> [OBJECTIVE]:
Write out each entry, exactly the way it appears.

> [PROVIDED DATA]:
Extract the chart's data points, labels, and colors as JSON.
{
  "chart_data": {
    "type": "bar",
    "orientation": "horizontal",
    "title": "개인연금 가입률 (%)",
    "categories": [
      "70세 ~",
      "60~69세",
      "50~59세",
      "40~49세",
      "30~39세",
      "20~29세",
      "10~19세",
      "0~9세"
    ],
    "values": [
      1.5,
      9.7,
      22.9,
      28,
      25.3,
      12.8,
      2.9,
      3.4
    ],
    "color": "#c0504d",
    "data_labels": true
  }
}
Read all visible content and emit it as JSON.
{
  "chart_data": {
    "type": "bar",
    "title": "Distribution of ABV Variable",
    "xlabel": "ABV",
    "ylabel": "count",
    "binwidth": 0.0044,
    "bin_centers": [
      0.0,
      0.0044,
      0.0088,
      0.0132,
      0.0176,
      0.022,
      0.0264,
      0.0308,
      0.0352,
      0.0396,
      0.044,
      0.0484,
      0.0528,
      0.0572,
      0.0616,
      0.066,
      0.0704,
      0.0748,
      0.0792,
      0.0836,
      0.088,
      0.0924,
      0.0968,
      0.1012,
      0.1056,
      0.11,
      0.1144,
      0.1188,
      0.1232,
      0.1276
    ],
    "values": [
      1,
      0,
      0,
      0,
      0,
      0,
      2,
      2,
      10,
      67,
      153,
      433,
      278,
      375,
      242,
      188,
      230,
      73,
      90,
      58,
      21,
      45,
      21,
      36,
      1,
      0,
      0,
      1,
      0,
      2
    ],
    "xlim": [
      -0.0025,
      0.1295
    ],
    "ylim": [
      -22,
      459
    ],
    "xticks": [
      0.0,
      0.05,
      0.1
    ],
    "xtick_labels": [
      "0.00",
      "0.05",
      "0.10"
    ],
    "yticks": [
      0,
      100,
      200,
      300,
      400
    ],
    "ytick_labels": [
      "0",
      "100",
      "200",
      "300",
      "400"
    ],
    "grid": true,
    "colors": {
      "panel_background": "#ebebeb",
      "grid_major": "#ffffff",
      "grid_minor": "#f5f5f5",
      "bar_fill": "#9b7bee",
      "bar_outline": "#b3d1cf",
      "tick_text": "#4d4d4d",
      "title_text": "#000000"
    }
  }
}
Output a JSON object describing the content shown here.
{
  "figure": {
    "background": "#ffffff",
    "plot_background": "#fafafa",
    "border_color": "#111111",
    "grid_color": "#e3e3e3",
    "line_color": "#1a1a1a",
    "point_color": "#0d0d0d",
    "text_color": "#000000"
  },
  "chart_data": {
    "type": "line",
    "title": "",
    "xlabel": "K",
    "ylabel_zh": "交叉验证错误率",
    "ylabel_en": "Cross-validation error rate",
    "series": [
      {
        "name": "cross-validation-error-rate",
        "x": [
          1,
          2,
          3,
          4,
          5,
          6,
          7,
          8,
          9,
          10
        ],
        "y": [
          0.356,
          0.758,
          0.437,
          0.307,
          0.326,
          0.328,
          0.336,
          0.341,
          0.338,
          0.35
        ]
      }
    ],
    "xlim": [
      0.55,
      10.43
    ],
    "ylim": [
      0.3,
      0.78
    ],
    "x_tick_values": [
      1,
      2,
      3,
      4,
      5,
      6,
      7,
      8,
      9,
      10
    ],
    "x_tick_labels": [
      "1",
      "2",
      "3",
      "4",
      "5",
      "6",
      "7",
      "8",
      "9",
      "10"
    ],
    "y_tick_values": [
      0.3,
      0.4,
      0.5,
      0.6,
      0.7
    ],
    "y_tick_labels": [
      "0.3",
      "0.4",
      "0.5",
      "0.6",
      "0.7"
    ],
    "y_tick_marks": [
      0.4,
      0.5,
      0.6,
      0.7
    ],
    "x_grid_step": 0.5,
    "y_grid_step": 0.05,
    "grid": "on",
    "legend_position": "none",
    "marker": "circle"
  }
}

> [WRITTEN RESPONSE]:
Extract the chart's data points, labels, and colors as JSON.
{
  "chart_data": {
    "type": "bar",
    "orientation": "horizontal",
    "title": "개인연금 가입률 (%)",
    "categories": [
      "70세 ~",
      "60~69세",
      "50~59세",
      "40~49세",
      "30~39세",
      "20~29세",
      "10~19세",
      "0~9세"
    ],
    "values": [
      1.5,
      9.7,
      22.9,
      28,
      25.3,
      12.8,
      2.9,
      3.4
    ],
    "color": "#c0504d",
    "data_labels": true
  }
}
Read all visible content and emit it as JSON.
{
  "chart_data": {
    "type": "bar",
    "title": "Distribution of ABV Variable",
    "xlabel": "ABV",
    "ylabel": "count",
    "binwidth": 0.0044,
    "bin_centers": [
      0.0,
      0.0044,
      0.0088,
      0.0132,
      0.0176,
      0.022,
      0.0264,
      0.0308,
      0.0352,
      0.0396,
      0.044,
      0.0484,
      0.0528,
      0.0572,
      0.0616,
      0.066,
      0.0704,
      0.0748,
      0.0792,
      0.0836,
      0.088,
      0.0924,
      0.0968,
      0.1012,
      0.1056,
      0.11,
      0.1144,
      0.1188,
      0.1232,
      0.1276
    ],
    "values": [
      1,
      0,
      0,
      0,
      0,
      0,
      2,
      2,
      10,
      67,
      153,
      433,
      278,
      375,
      242,
      188,
      230,
      73,
      90,
      58,
      21,
      45,
      21,
      36,
      1,
      0,
      0,
      1,
      0,
      2
    ],
    "xlim": [
      -0.0025,
      0.1295
    ],
    "ylim": [
      -22,
      459
    ],
    "xticks": [
      0.0,
      0.05,
      0.1
    ],
    "xtick_labels": [
      "0.00",
      "0.05",
      "0.10"
    ],
    "yticks": [
      0,
      100,
      200,
      300,
      400
    ],
    "ytick_labels": [
      "0",
      "100",
      "200",
      "300",
      "400"
    ],
    "grid": true,
    "colors": {
      "panel_background": "#ebebeb",
      "grid_major": "#ffffff",
      "grid_minor": "#f5f5f5",
      "bar_fill": "#9b7bee",
      "bar_outline": "#b3d1cf",
      "tick_text": "#4d4d4d",
      "title_text": "#000000"
    }
  }
}
Output a JSON object describing the content shown here.
{
  "figure": {
    "background": "#ffffff",
    "plot_background": "#fafafa",
    "border_color": "#111111",
    "grid_color": "#e3e3e3",
    "line_color": "#1a1a1a",
    "point_color": "#0d0d0d",
    "text_color": "#000000"
  },
  "chart_data": {
    "type": "line",
    "title": "",
    "xlabel": "K",
    "ylabel_zh": "交叉验证错误率",
    "ylabel_en": "Cross-validation error rate",
    "series": [
      {
        "name": "cross-validation-error-rate",
        "x": [
          1,
          2,
          3,
          4,
          5,
          6,
          7,
          8,
          9,
          10
        ],
        "y": [
          0.356,
          0.758,
          0.437,
          0.307,
          0.326,
          0.328,
          0.336,
          0.341,
          0.338,
          0.35
        ]
      }
    ],
    "xlim": [
      0.55,
      10.43
    ],
    "ylim": [
      0.3,
      0.78
    ],
    "x_tick_values": [
      1,
      2,
      3,
      4,
      5,
      6,
      7,
      8,
      9,
      10
    ],
    "x_tick_labels": [
      "1",
      "2",
      "3",
      "4",
      "5",
      "6",
      "7",
      "8",
      "9",
      "10"
    ],
    "y_tick_values": [
      0.3,
      0.4,
      0.5,
      0.6,
      0.7
    ],
    "y_tick_labels": [
      "0.3",
      "0.4",
      "0.5",
      "0.6",
      "0.7"
    ],
    "y_tick_marks": [
      0.4,
      0.5,
      0.6,
      0.7
    ],
    "x_grid_step": 0.5,
    "y_grid_step": 0.05,
    "grid": "on",
    "legend_position": "none",
    "marker": "circle"
  }
}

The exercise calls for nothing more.